[Extracted data entries]

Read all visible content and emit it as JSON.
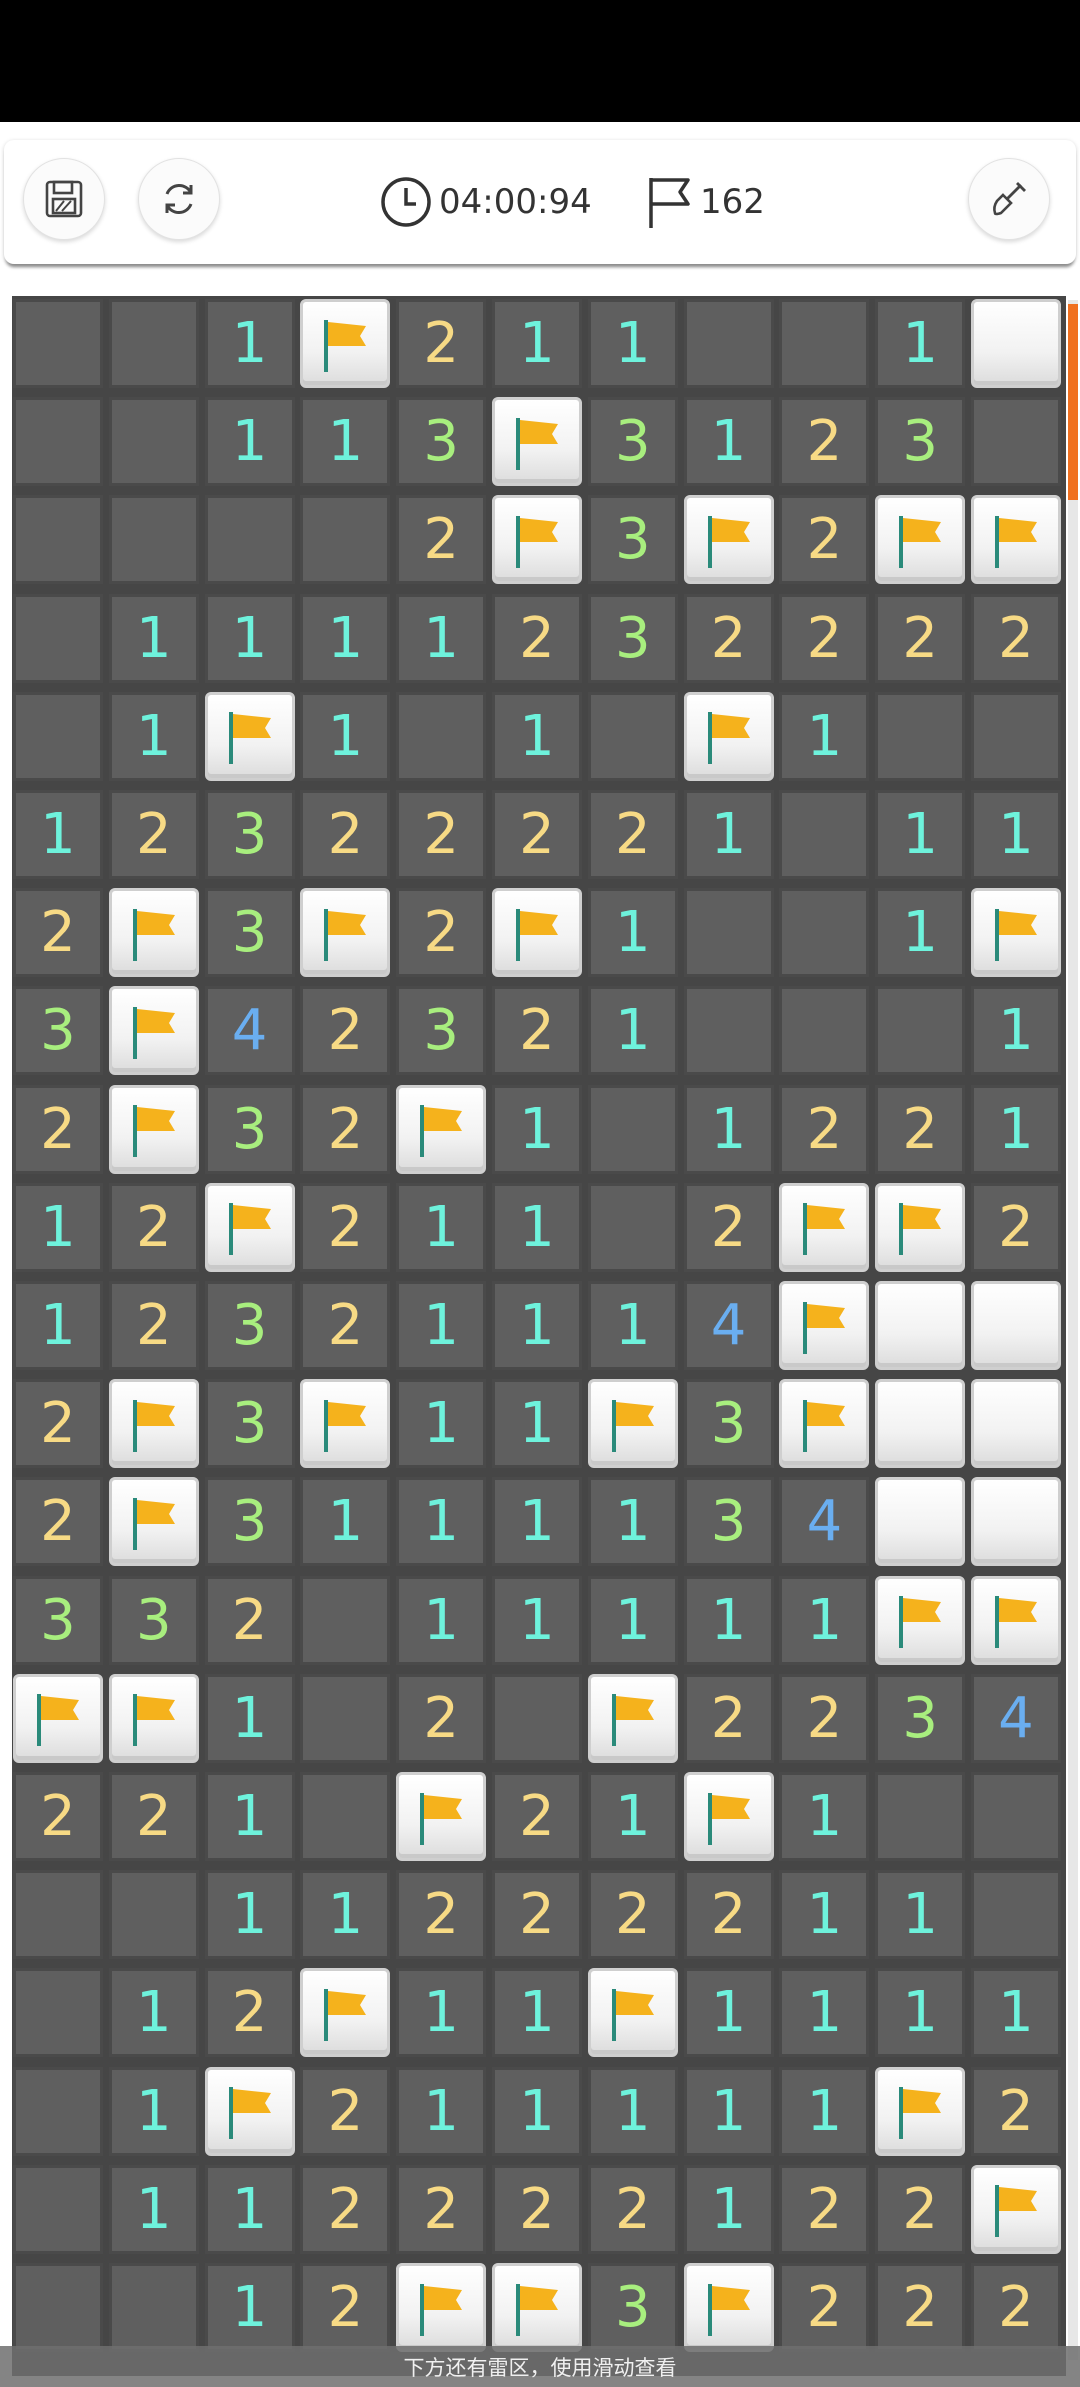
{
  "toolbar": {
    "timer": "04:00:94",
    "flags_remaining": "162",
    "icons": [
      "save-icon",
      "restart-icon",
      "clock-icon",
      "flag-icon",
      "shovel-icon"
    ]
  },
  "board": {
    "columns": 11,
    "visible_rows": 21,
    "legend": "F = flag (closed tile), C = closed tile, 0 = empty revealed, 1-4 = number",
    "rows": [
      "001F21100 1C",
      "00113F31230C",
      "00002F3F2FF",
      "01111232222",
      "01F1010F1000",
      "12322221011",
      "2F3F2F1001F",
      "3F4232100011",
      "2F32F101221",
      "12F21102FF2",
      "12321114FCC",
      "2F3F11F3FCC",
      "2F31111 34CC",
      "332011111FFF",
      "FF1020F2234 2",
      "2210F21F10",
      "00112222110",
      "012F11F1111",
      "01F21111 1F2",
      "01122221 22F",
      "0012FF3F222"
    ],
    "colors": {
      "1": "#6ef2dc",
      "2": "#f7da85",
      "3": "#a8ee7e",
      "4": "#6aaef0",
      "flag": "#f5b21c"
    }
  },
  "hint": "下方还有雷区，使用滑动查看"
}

- TASK OBJECTIVE: Pictures are to be left out; the records above must be repeated word for word.

- SOLUTION FOR THIS TASK:
Read all visible content and emit it as JSON.
{
  "toolbar": {
    "timer": "04:00:94",
    "flags_remaining": "162",
    "icons": [
      "save-icon",
      "restart-icon",
      "clock-icon",
      "flag-icon",
      "shovel-icon"
    ]
  },
  "board": {
    "columns": 11,
    "visible_rows": 21,
    "legend": "F = flag (closed tile), C = closed tile, 0 = empty revealed, 1-4 = number",
    "rows": [
      "001F21100 1C",
      "00113F31230C",
      "00002F3F2FF",
      "01111232222",
      "01F1010F1000",
      "12322221011",
      "2F3F2F1001F",
      "3F4232100011",
      "2F32F101221",
      "12F21102FF2",
      "12321114FCC",
      "2F3F11F3FCC",
      "2F31111 34CC",
      "332011111FFF",
      "FF1020F2234 2",
      "2210F21F10",
      "00112222110",
      "012F11F1111",
      "01F21111 1F2",
      "01122221 22F",
      "0012FF3F222"
    ],
    "colors": {
      "1": "#6ef2dc",
      "2": "#f7da85",
      "3": "#a8ee7e",
      "4": "#6aaef0",
      "flag": "#f5b21c"
    }
  },
  "hint": "下方还有雷区，使用滑动查看"
}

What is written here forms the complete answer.